◆ **Written task**: Give back the full listing verbatim, apart from its images.

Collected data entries
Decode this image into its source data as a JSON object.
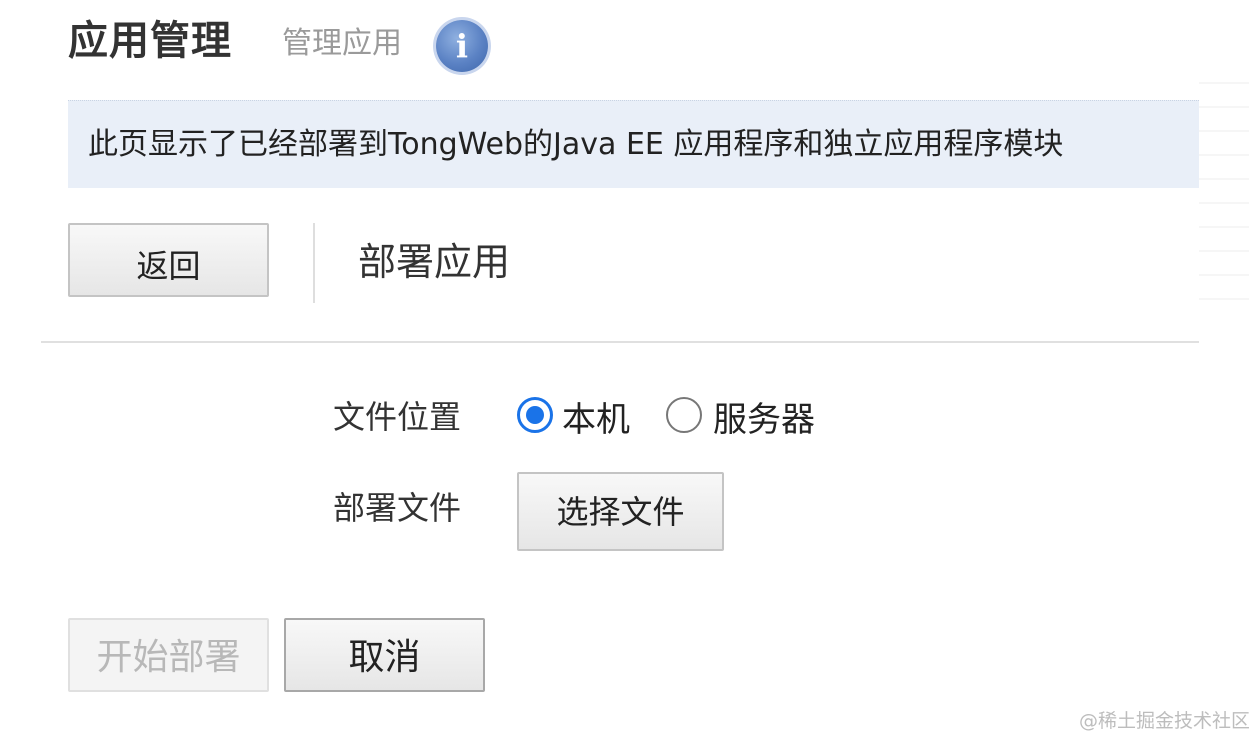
{
  "header": {
    "title": "应用管理",
    "subtitle": "管理应用",
    "info_icon_glyph": "i"
  },
  "banner": {
    "text": "此页显示了已经部署到TongWeb的Java EE 应用程序和独立应用程序模块"
  },
  "toolbar": {
    "back_label": "返回",
    "section_title": "部署应用"
  },
  "form": {
    "file_location_label": "文件位置",
    "location_options": [
      {
        "label": "本机",
        "checked": true
      },
      {
        "label": "服务器",
        "checked": false
      }
    ],
    "deploy_file_label": "部署文件",
    "choose_file_label": "选择文件"
  },
  "actions": {
    "start_deploy_label": "开始部署",
    "cancel_label": "取消"
  },
  "watermark": "@稀土掘金技术社区",
  "colors": {
    "accent": "#1a73e8",
    "banner_bg": "#e9eff8",
    "info_icon": "#5b82c4"
  }
}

◆ **Exercise output**:
Decode this image into its source data as a JSON object.
{
  "header": {
    "title": "应用管理",
    "subtitle": "管理应用",
    "info_icon_glyph": "i"
  },
  "banner": {
    "text": "此页显示了已经部署到TongWeb的Java EE 应用程序和独立应用程序模块"
  },
  "toolbar": {
    "back_label": "返回",
    "section_title": "部署应用"
  },
  "form": {
    "file_location_label": "文件位置",
    "location_options": [
      {
        "label": "本机",
        "checked": true
      },
      {
        "label": "服务器",
        "checked": false
      }
    ],
    "deploy_file_label": "部署文件",
    "choose_file_label": "选择文件"
  },
  "actions": {
    "start_deploy_label": "开始部署",
    "cancel_label": "取消"
  },
  "watermark": "@稀土掘金技术社区",
  "colors": {
    "accent": "#1a73e8",
    "banner_bg": "#e9eff8",
    "info_icon": "#5b82c4"
  }
}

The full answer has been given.